Rewrite the entries from the start through the line containing "follower-count: +2,3 B (1051, 138, 1081, 150)", substituting "x-brand-icon" for "x-logo-icon" and leaving everything else unchanged.

Extracted entries:
********************

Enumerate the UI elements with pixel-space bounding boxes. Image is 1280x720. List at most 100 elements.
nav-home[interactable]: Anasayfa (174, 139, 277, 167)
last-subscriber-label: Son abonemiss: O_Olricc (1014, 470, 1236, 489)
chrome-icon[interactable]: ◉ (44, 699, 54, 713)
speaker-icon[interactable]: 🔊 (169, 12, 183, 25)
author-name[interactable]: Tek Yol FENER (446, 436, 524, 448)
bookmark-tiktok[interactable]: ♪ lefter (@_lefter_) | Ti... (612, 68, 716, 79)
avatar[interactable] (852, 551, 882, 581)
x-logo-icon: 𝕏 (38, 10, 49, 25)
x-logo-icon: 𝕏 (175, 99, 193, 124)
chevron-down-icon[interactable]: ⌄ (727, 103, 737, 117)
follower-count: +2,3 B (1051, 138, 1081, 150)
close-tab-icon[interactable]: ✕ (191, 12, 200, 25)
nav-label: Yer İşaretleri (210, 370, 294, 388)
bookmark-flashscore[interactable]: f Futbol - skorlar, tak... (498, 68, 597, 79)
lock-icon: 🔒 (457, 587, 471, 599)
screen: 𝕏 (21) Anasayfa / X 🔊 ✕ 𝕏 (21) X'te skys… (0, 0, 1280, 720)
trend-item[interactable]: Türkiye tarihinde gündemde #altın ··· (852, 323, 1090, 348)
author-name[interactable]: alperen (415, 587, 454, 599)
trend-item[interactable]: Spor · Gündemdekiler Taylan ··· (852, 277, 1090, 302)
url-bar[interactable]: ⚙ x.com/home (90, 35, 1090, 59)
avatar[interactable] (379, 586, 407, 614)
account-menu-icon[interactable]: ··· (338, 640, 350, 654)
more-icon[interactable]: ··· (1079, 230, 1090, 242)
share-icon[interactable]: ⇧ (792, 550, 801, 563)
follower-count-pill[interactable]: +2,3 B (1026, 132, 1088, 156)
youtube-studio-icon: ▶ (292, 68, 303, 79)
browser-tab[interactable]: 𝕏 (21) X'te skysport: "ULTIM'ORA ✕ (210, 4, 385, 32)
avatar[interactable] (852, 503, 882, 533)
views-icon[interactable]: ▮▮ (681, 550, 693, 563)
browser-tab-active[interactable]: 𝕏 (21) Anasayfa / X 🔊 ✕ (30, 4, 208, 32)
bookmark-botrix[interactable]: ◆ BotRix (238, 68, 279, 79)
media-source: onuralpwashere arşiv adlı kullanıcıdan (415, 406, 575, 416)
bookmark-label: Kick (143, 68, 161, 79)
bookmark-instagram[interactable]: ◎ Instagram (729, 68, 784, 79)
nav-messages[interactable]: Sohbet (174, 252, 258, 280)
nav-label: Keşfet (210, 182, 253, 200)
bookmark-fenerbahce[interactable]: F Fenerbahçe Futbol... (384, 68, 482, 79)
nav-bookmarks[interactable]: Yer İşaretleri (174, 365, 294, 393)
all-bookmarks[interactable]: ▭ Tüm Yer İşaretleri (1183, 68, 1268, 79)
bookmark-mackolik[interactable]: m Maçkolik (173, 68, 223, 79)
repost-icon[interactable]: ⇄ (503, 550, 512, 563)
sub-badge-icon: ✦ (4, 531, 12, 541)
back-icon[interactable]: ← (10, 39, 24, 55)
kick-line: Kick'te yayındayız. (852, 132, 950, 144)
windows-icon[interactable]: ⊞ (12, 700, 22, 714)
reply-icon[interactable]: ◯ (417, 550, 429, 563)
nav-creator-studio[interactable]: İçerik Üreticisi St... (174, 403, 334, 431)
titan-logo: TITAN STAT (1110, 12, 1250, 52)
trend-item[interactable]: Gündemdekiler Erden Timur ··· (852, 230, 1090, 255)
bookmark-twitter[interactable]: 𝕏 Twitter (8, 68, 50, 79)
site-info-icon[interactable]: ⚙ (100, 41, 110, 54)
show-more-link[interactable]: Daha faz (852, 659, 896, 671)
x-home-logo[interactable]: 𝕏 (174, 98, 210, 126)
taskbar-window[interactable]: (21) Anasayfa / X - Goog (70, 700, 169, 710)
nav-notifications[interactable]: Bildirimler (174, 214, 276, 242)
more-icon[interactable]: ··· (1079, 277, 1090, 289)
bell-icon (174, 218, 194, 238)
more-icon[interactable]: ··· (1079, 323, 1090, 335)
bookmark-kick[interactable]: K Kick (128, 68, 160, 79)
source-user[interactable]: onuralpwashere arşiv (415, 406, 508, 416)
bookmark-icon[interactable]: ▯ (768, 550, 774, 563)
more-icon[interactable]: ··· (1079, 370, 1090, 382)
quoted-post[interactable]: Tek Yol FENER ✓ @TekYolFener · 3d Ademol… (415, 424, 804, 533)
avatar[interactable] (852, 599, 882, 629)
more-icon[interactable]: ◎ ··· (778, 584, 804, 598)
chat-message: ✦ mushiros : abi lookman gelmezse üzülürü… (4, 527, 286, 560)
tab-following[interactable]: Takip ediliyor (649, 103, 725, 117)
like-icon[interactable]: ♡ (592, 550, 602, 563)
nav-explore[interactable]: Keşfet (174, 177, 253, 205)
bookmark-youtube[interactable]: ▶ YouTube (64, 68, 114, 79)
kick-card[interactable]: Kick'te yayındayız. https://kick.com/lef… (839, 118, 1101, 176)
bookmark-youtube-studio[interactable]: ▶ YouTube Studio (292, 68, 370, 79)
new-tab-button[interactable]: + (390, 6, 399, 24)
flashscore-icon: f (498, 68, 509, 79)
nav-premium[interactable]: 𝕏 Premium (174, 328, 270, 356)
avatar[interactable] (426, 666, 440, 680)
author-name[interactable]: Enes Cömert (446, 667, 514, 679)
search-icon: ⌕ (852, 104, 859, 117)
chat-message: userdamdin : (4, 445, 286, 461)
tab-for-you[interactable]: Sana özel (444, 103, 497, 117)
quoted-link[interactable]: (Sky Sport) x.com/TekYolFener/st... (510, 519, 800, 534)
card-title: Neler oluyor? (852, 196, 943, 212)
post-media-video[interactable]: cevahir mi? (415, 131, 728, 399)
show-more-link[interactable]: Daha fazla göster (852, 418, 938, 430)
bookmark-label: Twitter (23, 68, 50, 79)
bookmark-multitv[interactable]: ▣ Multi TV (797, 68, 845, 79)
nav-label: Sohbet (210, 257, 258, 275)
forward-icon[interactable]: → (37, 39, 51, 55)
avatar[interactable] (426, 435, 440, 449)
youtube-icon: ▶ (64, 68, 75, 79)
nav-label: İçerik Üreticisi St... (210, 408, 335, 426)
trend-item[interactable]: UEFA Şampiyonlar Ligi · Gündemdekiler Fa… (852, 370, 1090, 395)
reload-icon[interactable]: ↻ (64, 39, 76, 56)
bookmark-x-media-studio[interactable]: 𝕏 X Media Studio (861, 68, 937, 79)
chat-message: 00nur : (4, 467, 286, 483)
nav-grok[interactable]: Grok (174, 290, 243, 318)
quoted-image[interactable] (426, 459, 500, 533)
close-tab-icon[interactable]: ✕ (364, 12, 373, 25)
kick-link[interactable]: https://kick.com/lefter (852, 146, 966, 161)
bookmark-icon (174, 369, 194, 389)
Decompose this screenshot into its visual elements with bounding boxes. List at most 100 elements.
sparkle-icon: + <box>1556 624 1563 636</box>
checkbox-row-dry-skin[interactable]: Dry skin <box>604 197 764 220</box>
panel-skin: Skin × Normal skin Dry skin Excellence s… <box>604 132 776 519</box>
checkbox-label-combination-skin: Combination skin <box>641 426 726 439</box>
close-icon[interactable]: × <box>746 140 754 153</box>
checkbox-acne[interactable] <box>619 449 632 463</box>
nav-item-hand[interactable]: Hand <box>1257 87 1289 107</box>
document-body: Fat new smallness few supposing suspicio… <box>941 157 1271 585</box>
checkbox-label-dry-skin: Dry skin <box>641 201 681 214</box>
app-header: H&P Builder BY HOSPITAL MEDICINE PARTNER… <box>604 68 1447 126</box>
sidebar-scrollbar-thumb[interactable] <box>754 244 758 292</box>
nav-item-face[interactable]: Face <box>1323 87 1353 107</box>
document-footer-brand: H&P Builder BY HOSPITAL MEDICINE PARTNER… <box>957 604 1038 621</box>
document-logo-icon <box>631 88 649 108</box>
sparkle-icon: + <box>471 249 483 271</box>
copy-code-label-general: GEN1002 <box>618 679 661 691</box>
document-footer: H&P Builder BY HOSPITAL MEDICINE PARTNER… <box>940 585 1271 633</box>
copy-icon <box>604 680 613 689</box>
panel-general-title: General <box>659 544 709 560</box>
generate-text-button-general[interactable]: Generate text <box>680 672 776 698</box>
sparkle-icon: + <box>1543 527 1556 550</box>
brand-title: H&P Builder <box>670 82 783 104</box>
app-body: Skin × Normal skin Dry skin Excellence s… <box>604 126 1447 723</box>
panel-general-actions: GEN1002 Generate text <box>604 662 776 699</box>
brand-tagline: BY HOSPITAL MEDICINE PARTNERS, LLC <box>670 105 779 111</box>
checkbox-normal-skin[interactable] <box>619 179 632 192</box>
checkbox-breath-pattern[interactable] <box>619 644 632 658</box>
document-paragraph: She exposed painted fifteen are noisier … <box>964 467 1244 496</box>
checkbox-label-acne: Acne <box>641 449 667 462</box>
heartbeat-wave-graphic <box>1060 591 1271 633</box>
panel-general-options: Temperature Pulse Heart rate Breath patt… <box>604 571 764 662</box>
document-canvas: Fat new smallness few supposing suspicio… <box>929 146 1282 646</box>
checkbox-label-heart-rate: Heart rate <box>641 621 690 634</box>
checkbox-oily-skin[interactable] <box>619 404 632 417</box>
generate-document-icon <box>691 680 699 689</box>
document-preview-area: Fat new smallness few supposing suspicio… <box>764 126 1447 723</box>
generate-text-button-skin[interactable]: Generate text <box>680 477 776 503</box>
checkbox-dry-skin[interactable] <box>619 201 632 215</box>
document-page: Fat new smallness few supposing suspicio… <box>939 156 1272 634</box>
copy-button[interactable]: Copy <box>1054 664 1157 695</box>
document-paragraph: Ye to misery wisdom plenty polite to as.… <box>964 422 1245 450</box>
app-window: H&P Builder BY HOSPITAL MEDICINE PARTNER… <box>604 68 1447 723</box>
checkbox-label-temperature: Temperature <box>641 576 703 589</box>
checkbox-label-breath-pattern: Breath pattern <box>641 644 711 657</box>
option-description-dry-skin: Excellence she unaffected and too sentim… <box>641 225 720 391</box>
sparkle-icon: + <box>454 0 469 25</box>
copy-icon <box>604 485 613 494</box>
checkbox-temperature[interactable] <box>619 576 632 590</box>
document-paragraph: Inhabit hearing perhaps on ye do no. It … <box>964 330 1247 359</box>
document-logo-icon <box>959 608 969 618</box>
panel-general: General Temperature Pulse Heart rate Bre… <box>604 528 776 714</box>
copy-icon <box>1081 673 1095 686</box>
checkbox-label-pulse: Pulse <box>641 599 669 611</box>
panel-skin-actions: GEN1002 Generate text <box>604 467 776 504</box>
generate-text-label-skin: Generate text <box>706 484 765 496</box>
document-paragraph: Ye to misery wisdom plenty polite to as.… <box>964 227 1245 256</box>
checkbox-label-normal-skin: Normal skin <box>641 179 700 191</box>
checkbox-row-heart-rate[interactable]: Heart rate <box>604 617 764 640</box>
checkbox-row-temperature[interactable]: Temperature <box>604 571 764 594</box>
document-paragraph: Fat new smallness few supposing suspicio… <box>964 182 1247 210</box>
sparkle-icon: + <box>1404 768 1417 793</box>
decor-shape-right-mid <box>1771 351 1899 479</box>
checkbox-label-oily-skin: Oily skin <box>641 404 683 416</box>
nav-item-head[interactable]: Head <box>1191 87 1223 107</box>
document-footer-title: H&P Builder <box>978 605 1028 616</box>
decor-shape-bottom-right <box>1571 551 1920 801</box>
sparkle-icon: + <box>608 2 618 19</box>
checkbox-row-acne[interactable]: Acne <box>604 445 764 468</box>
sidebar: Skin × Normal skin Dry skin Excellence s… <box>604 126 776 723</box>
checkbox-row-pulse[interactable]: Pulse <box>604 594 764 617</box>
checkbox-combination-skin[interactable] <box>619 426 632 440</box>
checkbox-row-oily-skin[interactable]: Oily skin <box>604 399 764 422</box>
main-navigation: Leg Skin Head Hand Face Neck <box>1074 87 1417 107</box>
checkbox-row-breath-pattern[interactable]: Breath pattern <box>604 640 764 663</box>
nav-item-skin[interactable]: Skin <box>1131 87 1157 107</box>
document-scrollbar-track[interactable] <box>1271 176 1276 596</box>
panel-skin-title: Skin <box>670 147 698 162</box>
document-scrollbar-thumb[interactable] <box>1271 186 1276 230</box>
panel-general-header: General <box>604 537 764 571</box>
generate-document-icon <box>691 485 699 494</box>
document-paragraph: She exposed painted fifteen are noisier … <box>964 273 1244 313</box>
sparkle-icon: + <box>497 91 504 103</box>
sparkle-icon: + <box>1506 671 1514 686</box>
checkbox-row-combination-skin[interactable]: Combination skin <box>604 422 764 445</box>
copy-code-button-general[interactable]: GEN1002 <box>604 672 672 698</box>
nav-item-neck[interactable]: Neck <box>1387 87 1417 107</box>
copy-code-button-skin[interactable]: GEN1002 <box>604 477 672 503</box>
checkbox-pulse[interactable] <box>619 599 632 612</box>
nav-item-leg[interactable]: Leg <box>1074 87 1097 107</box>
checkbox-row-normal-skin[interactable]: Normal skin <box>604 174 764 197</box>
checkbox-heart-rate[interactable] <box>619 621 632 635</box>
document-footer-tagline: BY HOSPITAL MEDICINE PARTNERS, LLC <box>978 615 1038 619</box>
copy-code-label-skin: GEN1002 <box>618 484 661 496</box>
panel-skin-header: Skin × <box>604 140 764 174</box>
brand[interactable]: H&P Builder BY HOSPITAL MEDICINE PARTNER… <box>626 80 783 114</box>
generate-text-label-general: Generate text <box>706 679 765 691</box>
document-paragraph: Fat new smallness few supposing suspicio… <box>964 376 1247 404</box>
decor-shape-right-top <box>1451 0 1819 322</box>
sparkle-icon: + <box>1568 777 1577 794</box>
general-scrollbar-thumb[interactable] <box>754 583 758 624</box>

********************

Output below >>
Enumerate the UI elements with pixel-space bounding boxes. Image is 1280x720. List at most 100 elements.
nav-home[interactable]: Anasayfa (174, 139, 277, 167)
last-subscriber-label: Son abonemiss: O_Olricc (1014, 470, 1236, 489)
chrome-icon[interactable]: ◉ (44, 699, 54, 713)
speaker-icon[interactable]: 🔊 (169, 12, 183, 25)
author-name[interactable]: Tek Yol FENER (446, 436, 524, 448)
bookmark-tiktok[interactable]: ♪ lefter (@_lefter_) | Ti... (612, 68, 716, 79)
avatar[interactable] (852, 551, 882, 581)
x-brand-icon: 𝕏 (38, 10, 49, 25)
x-brand-icon: 𝕏 (175, 99, 193, 124)
chevron-down-icon[interactable]: ⌄ (727, 103, 737, 117)
follower-count: +2,3 B (1051, 138, 1081, 150)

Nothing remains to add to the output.